Write the records below out in full, character for character, with no pictures.
─── Provided data ───
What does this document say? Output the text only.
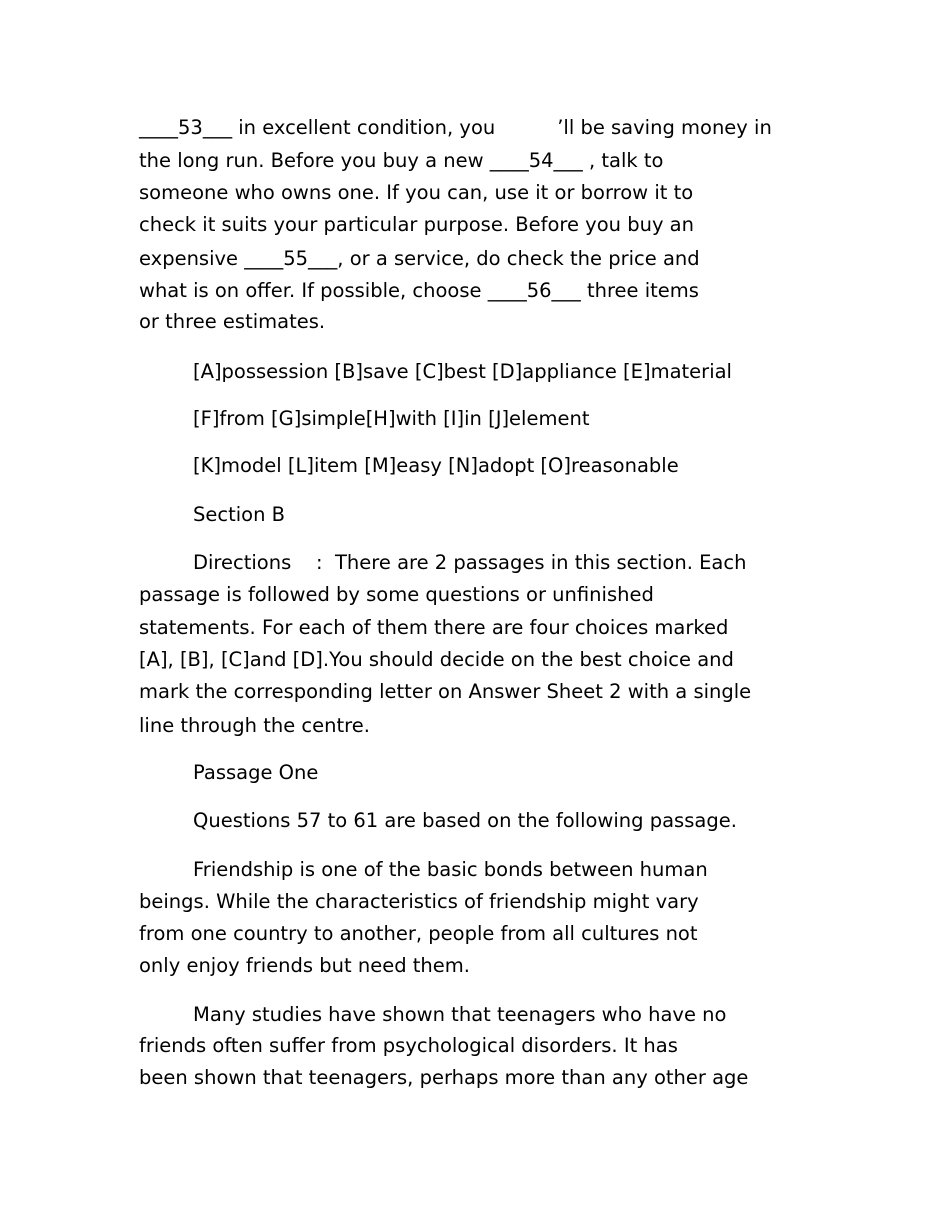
____53___ in excellent condition, you          ’ll be saving money in

the long run. Before you buy a new ____54___ , talk to

someone who owns one. If you can, use it or borrow it to

check it suits your particular purpose. Before you buy an

expensive ____55___, or a service, do check the price and

what is on offer. If possible, choose ____56___ three items

or three estimates.

[A]possession [B]save [C]best [D]appliance [E]material

[F]from [G]simple[H]with [I]in [J]element

[K]model [L]item [M]easy [N]adopt [O]reasonable

Section B

Directions    :  There are 2 passages in this section. Each

passage is followed by some questions or unfinished

statements. For each of them there are four choices marked

[A], [B], [C]and [D].You should decide on the best choice and

mark the corresponding letter on Answer Sheet 2 with a single

line through the centre.

Passage One

Questions 57 to 61 are based on the following passage.

Friendship is one of the basic bonds between human

beings. While the characteristics of friendship might vary

from one country to another, people from all cultures not

only enjoy friends but need them.

Many studies have shown that teenagers who have no

friends often suffer from psychological disorders. It has

been shown that teenagers, perhaps more than any other age
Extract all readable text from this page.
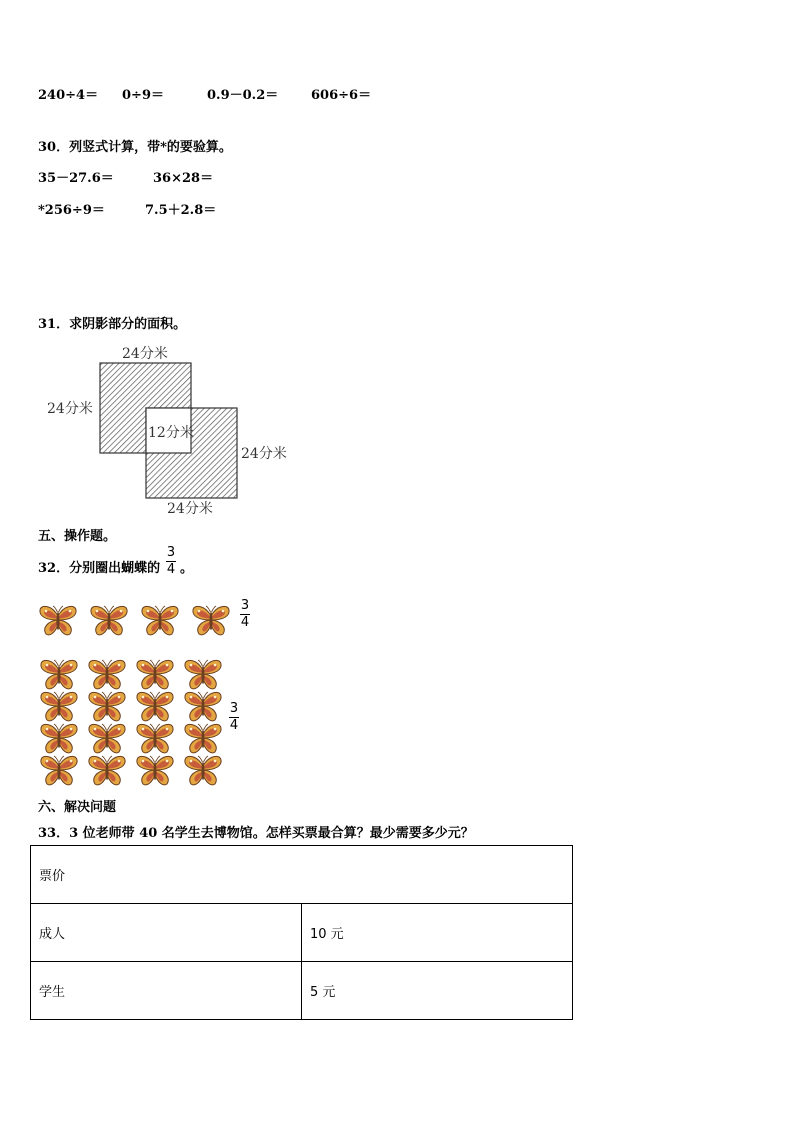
240÷4＝ 0÷9＝	0.9－0.2＝	606÷6＝
30．列竖式计算，带*的要验算。
35－27.6＝	36×28＝
*256÷9＝	7.5＋2.8＝
31．求阴影部分的面积。
24分米
24分米
12分米
24分米
24分米
五、操作题。
32．分别圈出蝴蝶的
3
4 。
3
4
3
4
六、解决问题
33．3 位老师带 40 名学生去博物馆。怎样买票最合算？最少需要多少元？
票价	
成人	10 元
学生	5 元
───
▶ [Written reply]:
What does this document say? Output the text only.
____53___ in excellent condition, you          ’ll be saving money in

the long run. Before you buy a new ____54___ , talk to

someone who owns one. If you can, use it or borrow it to

check it suits your particular purpose. Before you buy an

expensive ____55___, or a service, do check the price and

what is on offer. If possible, choose ____56___ three items

or three estimates.

[A]possession [B]save [C]best [D]appliance [E]material

[F]from [G]simple[H]with [I]in [J]element

[K]model [L]item [M]easy [N]adopt [O]reasonable

Section B

Directions    :  There are 2 passages in this section. Each

passage is followed by some questions or unfinished

statements. For each of them there are four choices marked

[A], [B], [C]and [D].You should decide on the best choice and

mark the corresponding letter on Answer Sheet 2 with a single

line through the centre.

Passage One

Questions 57 to 61 are based on the following passage.

Friendship is one of the basic bonds between human

beings. While the characteristics of friendship might vary

from one country to another, people from all cultures not

only enjoy friends but need them.

Many studies have shown that teenagers who have no

friends often suffer from psychological disorders. It has

been shown that teenagers, perhaps more than any other age
Extract all readable text from this page.
240÷4＝ 0÷9＝	0.9－0.2＝	606÷6＝
30．列竖式计算，带*的要验算。
35－27.6＝	36×28＝
*256÷9＝	7.5＋2.8＝
31．求阴影部分的面积。
24分米
24分米
12分米
24分米
24分米
五、操作题。
32．分别圈出蝴蝶的
3
4 。
3
4
3
4
六、解决问题
33．3 位老师带 40 名学生去博物馆。怎样买票最合算？最少需要多少元？
票价	
成人	10 元
学生	5 元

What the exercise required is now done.